## What is asked
Tally the lines that include the word "Cart" and reply with nothing but the total.

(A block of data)

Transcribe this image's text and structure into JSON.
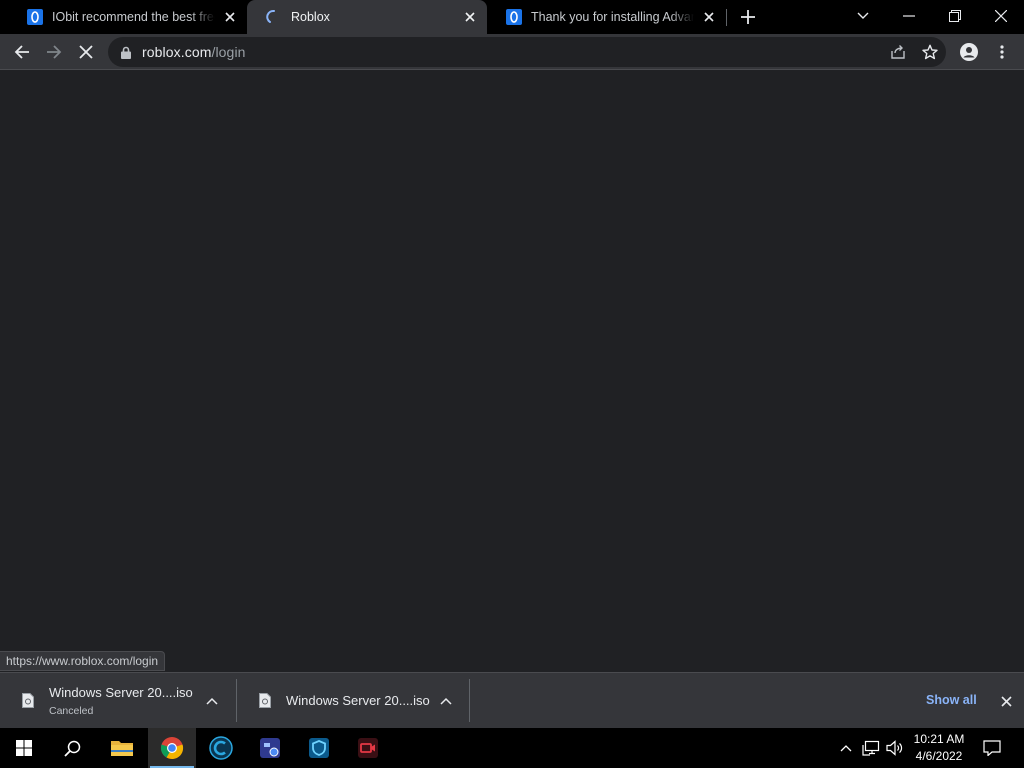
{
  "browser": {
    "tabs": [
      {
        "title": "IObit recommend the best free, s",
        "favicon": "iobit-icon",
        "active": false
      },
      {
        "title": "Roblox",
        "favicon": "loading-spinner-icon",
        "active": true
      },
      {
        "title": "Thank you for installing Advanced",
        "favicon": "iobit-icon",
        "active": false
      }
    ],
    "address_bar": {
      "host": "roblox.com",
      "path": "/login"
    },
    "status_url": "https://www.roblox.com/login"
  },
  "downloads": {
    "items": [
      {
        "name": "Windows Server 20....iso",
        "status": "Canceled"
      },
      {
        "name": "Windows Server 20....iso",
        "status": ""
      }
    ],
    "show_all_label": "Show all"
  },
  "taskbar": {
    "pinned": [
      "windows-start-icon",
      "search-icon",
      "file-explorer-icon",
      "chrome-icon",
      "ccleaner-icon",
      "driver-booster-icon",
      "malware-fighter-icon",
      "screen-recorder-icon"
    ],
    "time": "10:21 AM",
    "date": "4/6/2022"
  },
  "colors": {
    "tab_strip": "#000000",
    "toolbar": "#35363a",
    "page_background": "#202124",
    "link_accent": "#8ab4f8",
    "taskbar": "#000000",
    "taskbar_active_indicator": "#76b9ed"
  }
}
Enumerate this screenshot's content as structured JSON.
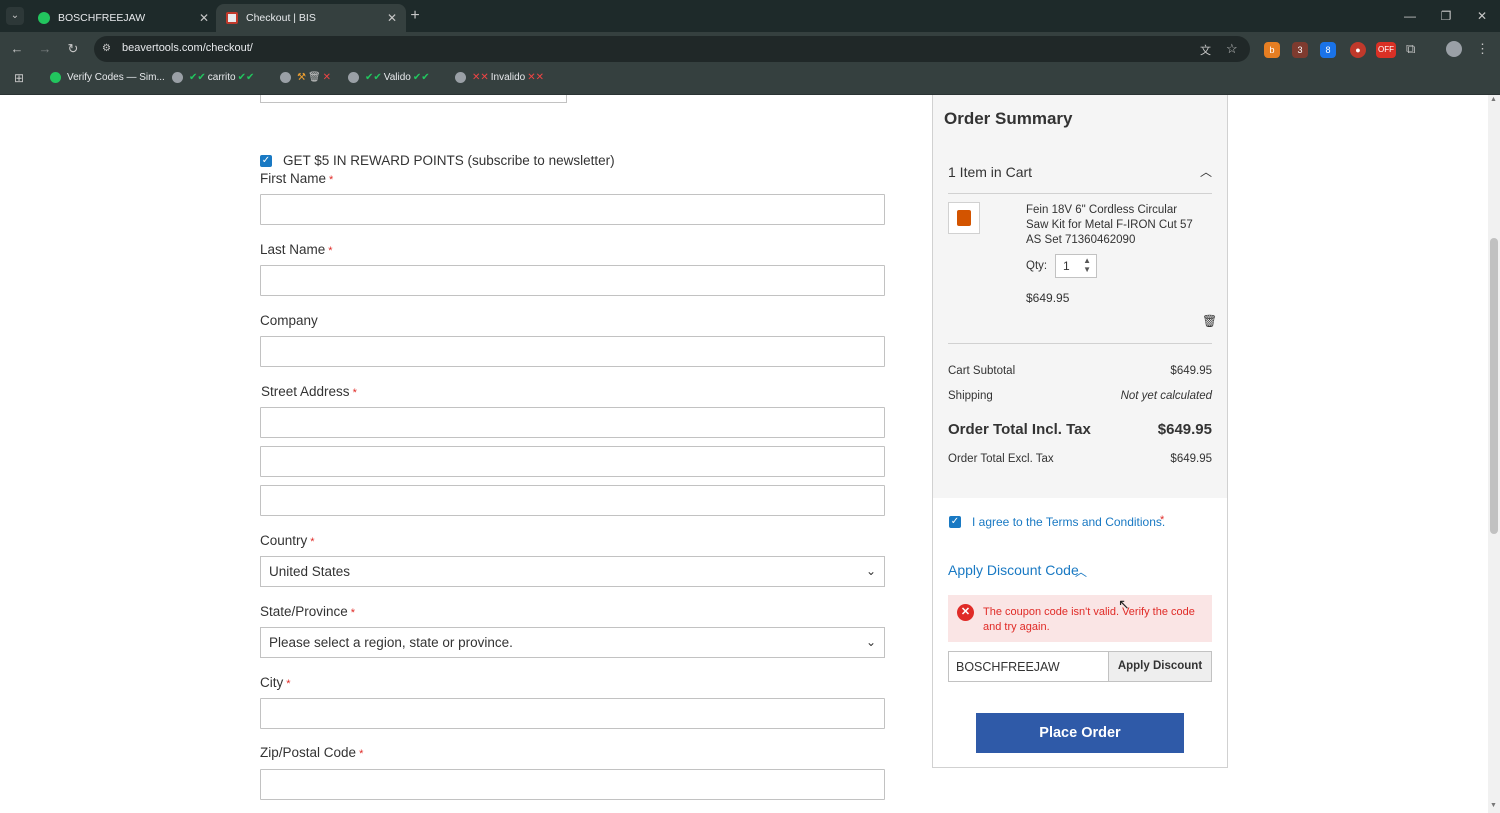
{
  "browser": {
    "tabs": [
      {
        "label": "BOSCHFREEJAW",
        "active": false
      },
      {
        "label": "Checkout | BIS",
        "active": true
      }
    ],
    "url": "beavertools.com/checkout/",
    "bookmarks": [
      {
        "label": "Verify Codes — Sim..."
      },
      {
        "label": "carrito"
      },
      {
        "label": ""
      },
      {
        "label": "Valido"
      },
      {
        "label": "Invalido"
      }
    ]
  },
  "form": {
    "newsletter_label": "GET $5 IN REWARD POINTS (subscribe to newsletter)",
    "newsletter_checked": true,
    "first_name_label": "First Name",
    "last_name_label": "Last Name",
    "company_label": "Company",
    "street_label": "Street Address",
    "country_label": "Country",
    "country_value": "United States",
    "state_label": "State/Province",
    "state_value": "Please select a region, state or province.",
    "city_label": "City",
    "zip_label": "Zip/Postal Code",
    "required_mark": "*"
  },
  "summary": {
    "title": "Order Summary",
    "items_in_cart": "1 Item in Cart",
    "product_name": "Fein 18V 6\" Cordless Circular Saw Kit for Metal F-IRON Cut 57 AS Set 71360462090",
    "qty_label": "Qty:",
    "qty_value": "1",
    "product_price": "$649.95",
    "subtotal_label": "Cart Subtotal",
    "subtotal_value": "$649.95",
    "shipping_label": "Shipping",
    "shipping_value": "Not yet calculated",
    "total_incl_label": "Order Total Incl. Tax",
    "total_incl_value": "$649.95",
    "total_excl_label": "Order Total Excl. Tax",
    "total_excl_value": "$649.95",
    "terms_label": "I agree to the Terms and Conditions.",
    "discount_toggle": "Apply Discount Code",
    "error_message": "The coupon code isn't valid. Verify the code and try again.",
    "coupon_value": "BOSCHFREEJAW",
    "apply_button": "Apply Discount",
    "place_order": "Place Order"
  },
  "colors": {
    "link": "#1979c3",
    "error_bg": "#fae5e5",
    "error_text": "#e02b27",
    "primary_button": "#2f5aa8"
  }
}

==

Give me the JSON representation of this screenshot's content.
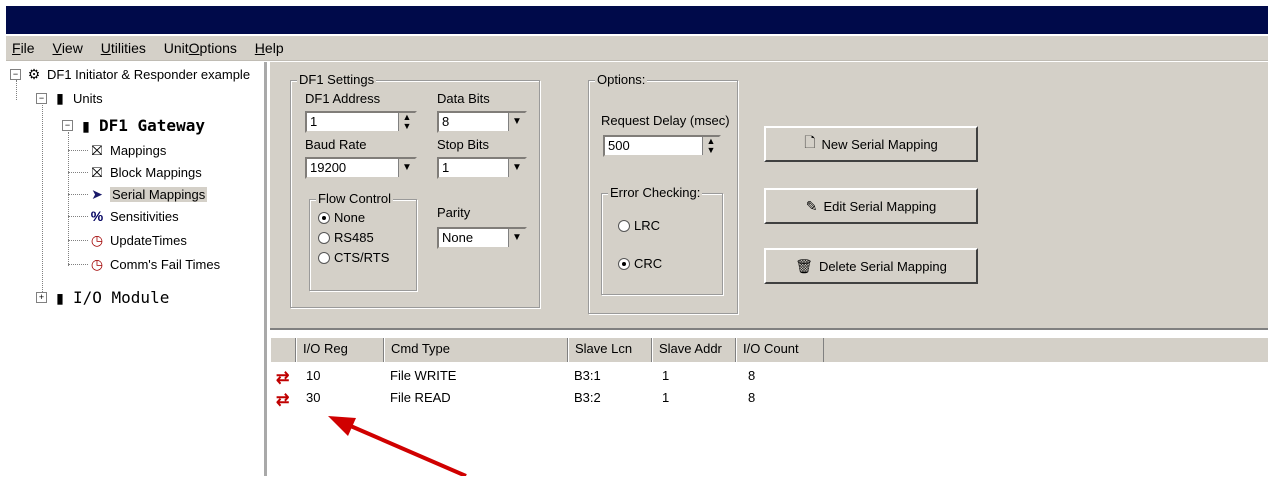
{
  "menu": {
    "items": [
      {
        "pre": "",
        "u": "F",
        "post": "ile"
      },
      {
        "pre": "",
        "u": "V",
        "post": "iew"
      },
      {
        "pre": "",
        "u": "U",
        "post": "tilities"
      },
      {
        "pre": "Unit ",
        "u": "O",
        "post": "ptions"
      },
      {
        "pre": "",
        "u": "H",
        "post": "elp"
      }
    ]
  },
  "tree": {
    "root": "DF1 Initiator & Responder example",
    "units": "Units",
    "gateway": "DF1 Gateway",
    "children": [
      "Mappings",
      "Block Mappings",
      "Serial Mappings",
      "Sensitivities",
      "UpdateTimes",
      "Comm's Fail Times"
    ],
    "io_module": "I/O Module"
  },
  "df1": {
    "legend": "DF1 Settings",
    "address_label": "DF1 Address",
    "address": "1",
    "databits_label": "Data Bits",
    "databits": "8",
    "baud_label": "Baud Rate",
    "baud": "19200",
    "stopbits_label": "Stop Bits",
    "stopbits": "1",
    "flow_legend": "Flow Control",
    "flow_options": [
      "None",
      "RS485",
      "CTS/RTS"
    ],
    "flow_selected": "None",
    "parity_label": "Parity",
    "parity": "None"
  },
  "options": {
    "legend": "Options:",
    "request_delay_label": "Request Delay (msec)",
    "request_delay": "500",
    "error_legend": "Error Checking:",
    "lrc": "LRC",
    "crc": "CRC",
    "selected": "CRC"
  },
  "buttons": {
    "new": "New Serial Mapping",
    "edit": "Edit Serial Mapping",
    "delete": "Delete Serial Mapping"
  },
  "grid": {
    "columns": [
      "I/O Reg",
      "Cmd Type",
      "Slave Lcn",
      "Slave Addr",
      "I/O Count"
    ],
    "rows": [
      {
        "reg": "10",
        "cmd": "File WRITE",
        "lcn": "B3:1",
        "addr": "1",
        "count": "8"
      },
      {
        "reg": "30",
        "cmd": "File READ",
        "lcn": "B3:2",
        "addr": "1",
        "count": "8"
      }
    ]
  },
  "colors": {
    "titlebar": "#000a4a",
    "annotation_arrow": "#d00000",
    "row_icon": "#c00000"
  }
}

## Complete answer
2